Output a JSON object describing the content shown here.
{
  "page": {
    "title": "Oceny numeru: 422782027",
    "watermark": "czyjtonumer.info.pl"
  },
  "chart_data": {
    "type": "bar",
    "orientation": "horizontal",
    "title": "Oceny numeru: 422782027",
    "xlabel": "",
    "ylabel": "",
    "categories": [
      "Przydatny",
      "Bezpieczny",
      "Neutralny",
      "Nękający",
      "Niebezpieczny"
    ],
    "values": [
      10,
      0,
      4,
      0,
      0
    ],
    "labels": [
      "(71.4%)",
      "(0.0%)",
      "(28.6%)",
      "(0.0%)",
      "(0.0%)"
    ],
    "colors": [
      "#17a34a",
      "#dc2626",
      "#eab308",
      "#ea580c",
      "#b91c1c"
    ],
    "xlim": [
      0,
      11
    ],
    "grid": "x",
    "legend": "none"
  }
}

■ ■ ■ ■ ■ ■ ■

Go through the records above and set each one down exactly, please.

Output a JSON object describing the content shown here.
{
  "page": {
    "title": "Oceny numeru: 422782027",
    "watermark": "czyjtonumer.info.pl"
  },
  "chart_data": {
    "type": "bar",
    "orientation": "horizontal",
    "title": "Oceny numeru: 422782027",
    "xlabel": "",
    "ylabel": "",
    "categories": [
      "Przydatny",
      "Bezpieczny",
      "Neutralny",
      "Nękający",
      "Niebezpieczny"
    ],
    "values": [
      10,
      0,
      4,
      0,
      0
    ],
    "labels": [
      "(71.4%)",
      "(0.0%)",
      "(28.6%)",
      "(0.0%)",
      "(0.0%)"
    ],
    "colors": [
      "#17a34a",
      "#dc2626",
      "#eab308",
      "#ea580c",
      "#b91c1c"
    ],
    "xlim": [
      0,
      11
    ],
    "grid": "x",
    "legend": "none"
  }
}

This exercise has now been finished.